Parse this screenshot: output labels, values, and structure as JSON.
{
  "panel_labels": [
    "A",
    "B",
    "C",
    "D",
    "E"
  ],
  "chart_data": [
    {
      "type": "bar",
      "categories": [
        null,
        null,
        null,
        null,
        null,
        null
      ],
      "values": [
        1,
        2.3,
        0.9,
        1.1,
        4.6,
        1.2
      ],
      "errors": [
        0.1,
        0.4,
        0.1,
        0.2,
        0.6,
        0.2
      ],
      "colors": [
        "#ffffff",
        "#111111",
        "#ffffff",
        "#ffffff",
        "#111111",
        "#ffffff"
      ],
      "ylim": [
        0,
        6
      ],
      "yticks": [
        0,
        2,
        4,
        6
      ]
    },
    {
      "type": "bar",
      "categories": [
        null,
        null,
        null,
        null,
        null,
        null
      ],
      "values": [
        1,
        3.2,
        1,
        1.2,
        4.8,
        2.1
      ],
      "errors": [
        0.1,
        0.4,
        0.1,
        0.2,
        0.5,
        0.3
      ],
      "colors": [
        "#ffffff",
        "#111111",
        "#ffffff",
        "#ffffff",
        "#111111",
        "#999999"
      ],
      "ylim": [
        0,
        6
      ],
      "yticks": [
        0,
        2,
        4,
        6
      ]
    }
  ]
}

----

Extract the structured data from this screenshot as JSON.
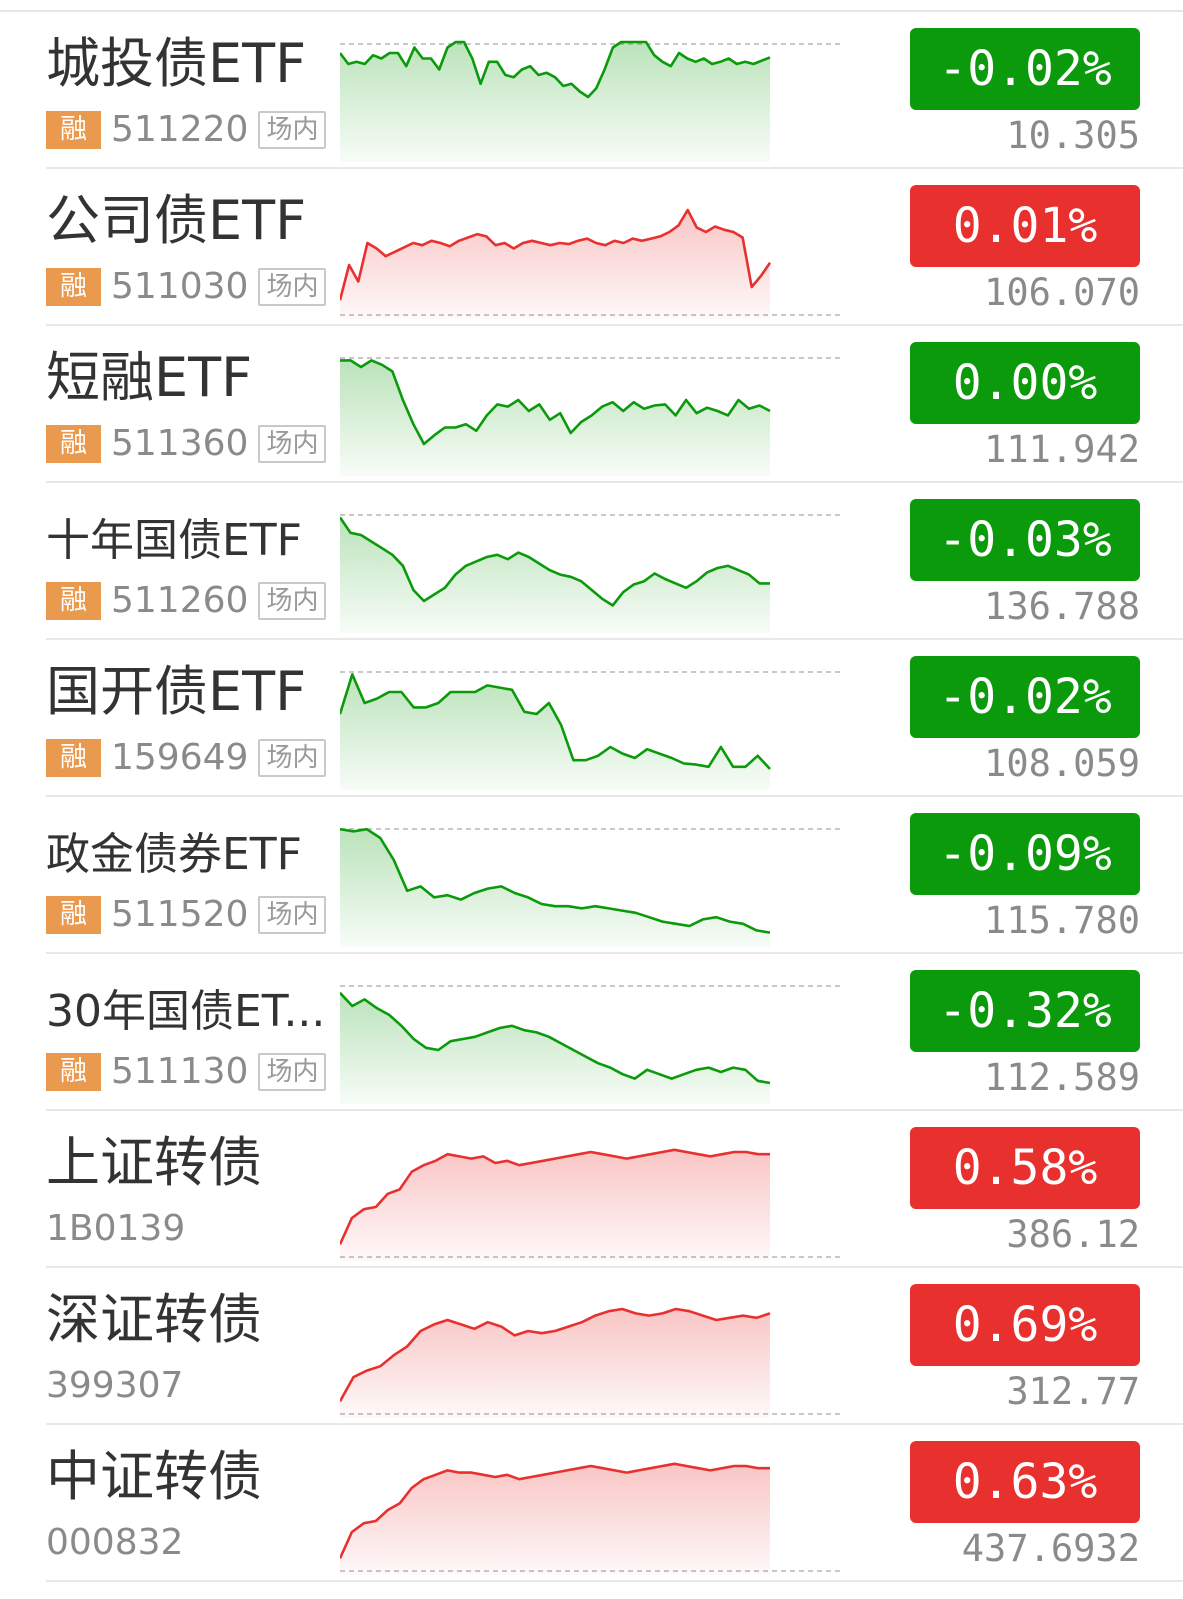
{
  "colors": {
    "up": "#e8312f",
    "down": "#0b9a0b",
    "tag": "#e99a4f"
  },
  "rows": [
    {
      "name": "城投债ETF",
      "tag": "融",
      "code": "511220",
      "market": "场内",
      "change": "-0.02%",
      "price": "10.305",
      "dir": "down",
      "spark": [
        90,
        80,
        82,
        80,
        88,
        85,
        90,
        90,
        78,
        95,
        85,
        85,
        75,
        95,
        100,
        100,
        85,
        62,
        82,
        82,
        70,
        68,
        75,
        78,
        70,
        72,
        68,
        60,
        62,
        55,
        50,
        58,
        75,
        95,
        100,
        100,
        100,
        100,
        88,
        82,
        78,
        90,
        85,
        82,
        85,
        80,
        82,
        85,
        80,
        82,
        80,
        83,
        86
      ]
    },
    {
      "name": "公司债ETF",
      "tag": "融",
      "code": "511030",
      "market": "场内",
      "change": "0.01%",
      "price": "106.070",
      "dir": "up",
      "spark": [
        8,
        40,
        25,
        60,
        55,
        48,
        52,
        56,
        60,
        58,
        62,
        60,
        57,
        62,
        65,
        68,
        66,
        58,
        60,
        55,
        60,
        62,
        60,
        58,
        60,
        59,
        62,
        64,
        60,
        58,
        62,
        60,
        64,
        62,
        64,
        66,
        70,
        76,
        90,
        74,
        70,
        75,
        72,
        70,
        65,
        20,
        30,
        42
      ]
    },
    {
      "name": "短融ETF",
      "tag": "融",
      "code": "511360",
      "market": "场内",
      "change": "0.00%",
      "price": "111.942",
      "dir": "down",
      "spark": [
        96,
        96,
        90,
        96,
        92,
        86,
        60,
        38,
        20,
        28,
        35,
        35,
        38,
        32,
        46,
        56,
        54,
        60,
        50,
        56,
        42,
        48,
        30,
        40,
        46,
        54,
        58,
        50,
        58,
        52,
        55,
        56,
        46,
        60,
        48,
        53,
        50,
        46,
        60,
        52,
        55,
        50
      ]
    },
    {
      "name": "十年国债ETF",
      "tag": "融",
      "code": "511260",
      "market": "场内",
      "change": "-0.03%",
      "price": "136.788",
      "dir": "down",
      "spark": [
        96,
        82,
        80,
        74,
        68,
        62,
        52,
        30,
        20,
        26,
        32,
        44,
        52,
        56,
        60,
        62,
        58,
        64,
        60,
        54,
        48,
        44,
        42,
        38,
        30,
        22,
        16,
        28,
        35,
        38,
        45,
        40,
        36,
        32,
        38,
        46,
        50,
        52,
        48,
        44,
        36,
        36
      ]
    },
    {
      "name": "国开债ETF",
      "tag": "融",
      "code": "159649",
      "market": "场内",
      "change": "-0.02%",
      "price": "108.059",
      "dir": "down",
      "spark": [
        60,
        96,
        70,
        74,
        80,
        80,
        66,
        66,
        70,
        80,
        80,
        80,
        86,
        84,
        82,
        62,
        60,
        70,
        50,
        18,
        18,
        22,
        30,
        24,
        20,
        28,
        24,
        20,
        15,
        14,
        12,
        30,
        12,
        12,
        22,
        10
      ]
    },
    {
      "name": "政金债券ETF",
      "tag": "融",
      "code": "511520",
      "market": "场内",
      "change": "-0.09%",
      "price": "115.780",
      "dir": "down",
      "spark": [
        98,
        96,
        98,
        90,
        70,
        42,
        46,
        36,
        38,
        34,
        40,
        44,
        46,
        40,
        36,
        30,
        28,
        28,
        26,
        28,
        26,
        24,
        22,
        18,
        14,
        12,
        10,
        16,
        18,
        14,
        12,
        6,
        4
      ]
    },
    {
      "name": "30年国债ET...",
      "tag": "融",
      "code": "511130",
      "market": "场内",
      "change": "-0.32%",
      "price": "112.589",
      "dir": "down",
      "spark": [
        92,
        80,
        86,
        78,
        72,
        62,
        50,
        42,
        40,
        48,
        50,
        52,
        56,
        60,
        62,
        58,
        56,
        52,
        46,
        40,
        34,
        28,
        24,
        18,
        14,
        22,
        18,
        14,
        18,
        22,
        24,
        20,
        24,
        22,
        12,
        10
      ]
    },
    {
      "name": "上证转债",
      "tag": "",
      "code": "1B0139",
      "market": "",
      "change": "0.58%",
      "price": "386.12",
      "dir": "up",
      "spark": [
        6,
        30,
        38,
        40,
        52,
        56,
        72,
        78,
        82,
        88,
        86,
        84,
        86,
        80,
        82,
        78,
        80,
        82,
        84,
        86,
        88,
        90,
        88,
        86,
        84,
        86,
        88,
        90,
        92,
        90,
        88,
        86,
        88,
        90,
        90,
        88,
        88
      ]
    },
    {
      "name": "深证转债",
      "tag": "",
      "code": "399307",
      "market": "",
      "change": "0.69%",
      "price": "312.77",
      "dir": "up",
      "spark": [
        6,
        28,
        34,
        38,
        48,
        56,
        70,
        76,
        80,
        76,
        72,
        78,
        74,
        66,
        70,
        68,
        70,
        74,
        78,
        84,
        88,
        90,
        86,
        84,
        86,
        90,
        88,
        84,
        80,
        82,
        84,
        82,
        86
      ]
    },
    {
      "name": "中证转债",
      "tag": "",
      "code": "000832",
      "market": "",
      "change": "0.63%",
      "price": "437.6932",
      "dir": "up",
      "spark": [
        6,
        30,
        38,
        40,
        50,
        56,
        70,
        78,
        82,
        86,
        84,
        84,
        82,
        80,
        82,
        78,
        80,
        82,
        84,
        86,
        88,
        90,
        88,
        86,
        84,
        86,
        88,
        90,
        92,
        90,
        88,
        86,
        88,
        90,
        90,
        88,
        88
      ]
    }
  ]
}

----

◆ TASK OBJECTIVE
Your task is to gather all lines from the entries above that hold the word "this".

◆ RESPONSE TO THE EXERCISE
Parse this screenshot: output labels, values, and structure as JSON.
Extract the structured data from this screenshot as JSON.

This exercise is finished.